What the task requires - Write out the listing beneath this instruction in its entirety, exactly as it reads.

** start **

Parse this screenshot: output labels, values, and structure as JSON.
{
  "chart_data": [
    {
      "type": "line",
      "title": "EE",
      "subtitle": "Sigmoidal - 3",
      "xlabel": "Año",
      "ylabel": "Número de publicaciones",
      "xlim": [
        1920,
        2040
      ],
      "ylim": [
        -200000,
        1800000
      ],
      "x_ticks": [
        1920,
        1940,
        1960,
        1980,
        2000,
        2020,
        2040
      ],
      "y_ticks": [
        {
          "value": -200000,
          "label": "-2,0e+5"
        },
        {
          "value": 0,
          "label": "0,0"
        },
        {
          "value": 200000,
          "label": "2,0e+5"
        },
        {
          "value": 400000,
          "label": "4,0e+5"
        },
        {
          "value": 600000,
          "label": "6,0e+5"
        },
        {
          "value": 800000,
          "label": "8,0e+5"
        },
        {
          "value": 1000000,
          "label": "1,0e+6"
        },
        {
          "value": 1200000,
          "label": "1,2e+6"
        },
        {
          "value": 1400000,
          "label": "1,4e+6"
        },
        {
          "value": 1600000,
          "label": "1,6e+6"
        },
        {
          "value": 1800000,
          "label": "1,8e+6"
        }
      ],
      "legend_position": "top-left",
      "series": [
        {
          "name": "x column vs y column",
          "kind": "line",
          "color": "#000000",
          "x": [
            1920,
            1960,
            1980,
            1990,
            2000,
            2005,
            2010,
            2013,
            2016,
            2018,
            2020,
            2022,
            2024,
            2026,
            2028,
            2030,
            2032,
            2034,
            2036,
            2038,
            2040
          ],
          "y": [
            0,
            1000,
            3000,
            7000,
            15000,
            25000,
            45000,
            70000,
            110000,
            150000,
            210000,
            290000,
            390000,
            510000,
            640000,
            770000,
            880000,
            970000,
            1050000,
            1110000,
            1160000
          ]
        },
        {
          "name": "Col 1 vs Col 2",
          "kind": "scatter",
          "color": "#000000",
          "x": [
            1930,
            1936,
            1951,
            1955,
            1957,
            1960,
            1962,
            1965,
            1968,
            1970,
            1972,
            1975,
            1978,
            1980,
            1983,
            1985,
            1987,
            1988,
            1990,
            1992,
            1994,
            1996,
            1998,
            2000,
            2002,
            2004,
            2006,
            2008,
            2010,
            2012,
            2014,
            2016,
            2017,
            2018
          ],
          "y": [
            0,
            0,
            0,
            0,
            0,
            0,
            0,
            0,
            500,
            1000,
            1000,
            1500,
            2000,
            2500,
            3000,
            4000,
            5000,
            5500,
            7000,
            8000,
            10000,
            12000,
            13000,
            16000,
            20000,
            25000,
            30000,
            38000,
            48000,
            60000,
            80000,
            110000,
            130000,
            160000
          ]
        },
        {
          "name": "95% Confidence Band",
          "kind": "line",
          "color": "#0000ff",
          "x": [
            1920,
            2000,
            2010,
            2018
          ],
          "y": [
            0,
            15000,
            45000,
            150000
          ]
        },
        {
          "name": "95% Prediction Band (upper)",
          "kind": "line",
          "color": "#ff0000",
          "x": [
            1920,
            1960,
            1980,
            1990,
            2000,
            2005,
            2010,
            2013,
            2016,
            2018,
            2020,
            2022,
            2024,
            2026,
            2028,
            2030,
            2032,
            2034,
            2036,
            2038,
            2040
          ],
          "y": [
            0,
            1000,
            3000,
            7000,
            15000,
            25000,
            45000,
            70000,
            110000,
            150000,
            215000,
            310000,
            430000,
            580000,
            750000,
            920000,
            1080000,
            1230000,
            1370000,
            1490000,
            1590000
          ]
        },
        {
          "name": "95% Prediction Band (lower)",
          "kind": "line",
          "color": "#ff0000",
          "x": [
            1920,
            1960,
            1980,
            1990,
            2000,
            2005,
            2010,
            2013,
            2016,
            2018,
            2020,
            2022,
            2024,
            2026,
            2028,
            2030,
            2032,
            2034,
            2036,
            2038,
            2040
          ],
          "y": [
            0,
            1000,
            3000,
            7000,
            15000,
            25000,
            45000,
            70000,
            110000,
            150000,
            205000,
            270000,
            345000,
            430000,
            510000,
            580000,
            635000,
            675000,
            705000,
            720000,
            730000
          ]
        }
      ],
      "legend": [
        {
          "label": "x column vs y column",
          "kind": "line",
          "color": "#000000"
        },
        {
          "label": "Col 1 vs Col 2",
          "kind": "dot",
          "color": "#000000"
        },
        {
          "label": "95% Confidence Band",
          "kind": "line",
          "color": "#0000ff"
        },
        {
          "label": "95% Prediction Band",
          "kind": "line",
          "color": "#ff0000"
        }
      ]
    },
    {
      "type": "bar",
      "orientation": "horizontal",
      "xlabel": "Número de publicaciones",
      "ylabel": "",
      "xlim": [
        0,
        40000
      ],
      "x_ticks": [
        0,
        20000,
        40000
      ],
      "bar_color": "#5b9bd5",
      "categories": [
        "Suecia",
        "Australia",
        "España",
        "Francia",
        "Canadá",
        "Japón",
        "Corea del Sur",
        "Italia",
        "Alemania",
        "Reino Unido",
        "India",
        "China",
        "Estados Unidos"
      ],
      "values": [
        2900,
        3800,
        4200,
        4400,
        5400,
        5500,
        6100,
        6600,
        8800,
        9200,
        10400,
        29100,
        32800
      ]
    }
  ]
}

** end **

Solved problem -
Parse this screenshot: output labels, values, and structure as JSON.
{
  "chart_data": [
    {
      "type": "line",
      "title": "EE",
      "subtitle": "Sigmoidal - 3",
      "xlabel": "Año",
      "ylabel": "Número de publicaciones",
      "xlim": [
        1920,
        2040
      ],
      "ylim": [
        -200000,
        1800000
      ],
      "x_ticks": [
        1920,
        1940,
        1960,
        1980,
        2000,
        2020,
        2040
      ],
      "y_ticks": [
        {
          "value": -200000,
          "label": "-2,0e+5"
        },
        {
          "value": 0,
          "label": "0,0"
        },
        {
          "value": 200000,
          "label": "2,0e+5"
        },
        {
          "value": 400000,
          "label": "4,0e+5"
        },
        {
          "value": 600000,
          "label": "6,0e+5"
        },
        {
          "value": 800000,
          "label": "8,0e+5"
        },
        {
          "value": 1000000,
          "label": "1,0e+6"
        },
        {
          "value": 1200000,
          "label": "1,2e+6"
        },
        {
          "value": 1400000,
          "label": "1,4e+6"
        },
        {
          "value": 1600000,
          "label": "1,6e+6"
        },
        {
          "value": 1800000,
          "label": "1,8e+6"
        }
      ],
      "legend_position": "top-left",
      "series": [
        {
          "name": "x column vs y column",
          "kind": "line",
          "color": "#000000",
          "x": [
            1920,
            1960,
            1980,
            1990,
            2000,
            2005,
            2010,
            2013,
            2016,
            2018,
            2020,
            2022,
            2024,
            2026,
            2028,
            2030,
            2032,
            2034,
            2036,
            2038,
            2040
          ],
          "y": [
            0,
            1000,
            3000,
            7000,
            15000,
            25000,
            45000,
            70000,
            110000,
            150000,
            210000,
            290000,
            390000,
            510000,
            640000,
            770000,
            880000,
            970000,
            1050000,
            1110000,
            1160000
          ]
        },
        {
          "name": "Col 1 vs Col 2",
          "kind": "scatter",
          "color": "#000000",
          "x": [
            1930,
            1936,
            1951,
            1955,
            1957,
            1960,
            1962,
            1965,
            1968,
            1970,
            1972,
            1975,
            1978,
            1980,
            1983,
            1985,
            1987,
            1988,
            1990,
            1992,
            1994,
            1996,
            1998,
            2000,
            2002,
            2004,
            2006,
            2008,
            2010,
            2012,
            2014,
            2016,
            2017,
            2018
          ],
          "y": [
            0,
            0,
            0,
            0,
            0,
            0,
            0,
            0,
            500,
            1000,
            1000,
            1500,
            2000,
            2500,
            3000,
            4000,
            5000,
            5500,
            7000,
            8000,
            10000,
            12000,
            13000,
            16000,
            20000,
            25000,
            30000,
            38000,
            48000,
            60000,
            80000,
            110000,
            130000,
            160000
          ]
        },
        {
          "name": "95% Confidence Band",
          "kind": "line",
          "color": "#0000ff",
          "x": [
            1920,
            2000,
            2010,
            2018
          ],
          "y": [
            0,
            15000,
            45000,
            150000
          ]
        },
        {
          "name": "95% Prediction Band (upper)",
          "kind": "line",
          "color": "#ff0000",
          "x": [
            1920,
            1960,
            1980,
            1990,
            2000,
            2005,
            2010,
            2013,
            2016,
            2018,
            2020,
            2022,
            2024,
            2026,
            2028,
            2030,
            2032,
            2034,
            2036,
            2038,
            2040
          ],
          "y": [
            0,
            1000,
            3000,
            7000,
            15000,
            25000,
            45000,
            70000,
            110000,
            150000,
            215000,
            310000,
            430000,
            580000,
            750000,
            920000,
            1080000,
            1230000,
            1370000,
            1490000,
            1590000
          ]
        },
        {
          "name": "95% Prediction Band (lower)",
          "kind": "line",
          "color": "#ff0000",
          "x": [
            1920,
            1960,
            1980,
            1990,
            2000,
            2005,
            2010,
            2013,
            2016,
            2018,
            2020,
            2022,
            2024,
            2026,
            2028,
            2030,
            2032,
            2034,
            2036,
            2038,
            2040
          ],
          "y": [
            0,
            1000,
            3000,
            7000,
            15000,
            25000,
            45000,
            70000,
            110000,
            150000,
            205000,
            270000,
            345000,
            430000,
            510000,
            580000,
            635000,
            675000,
            705000,
            720000,
            730000
          ]
        }
      ],
      "legend": [
        {
          "label": "x column vs y column",
          "kind": "line",
          "color": "#000000"
        },
        {
          "label": "Col 1 vs Col 2",
          "kind": "dot",
          "color": "#000000"
        },
        {
          "label": "95% Confidence Band",
          "kind": "line",
          "color": "#0000ff"
        },
        {
          "label": "95% Prediction Band",
          "kind": "line",
          "color": "#ff0000"
        }
      ]
    },
    {
      "type": "bar",
      "orientation": "horizontal",
      "xlabel": "Número de publicaciones",
      "ylabel": "",
      "xlim": [
        0,
        40000
      ],
      "x_ticks": [
        0,
        20000,
        40000
      ],
      "bar_color": "#5b9bd5",
      "categories": [
        "Suecia",
        "Australia",
        "España",
        "Francia",
        "Canadá",
        "Japón",
        "Corea del Sur",
        "Italia",
        "Alemania",
        "Reino Unido",
        "India",
        "China",
        "Estados Unidos"
      ],
      "values": [
        2900,
        3800,
        4200,
        4400,
        5400,
        5500,
        6100,
        6600,
        8800,
        9200,
        10400,
        29100,
        32800
      ]
    }
  ]
}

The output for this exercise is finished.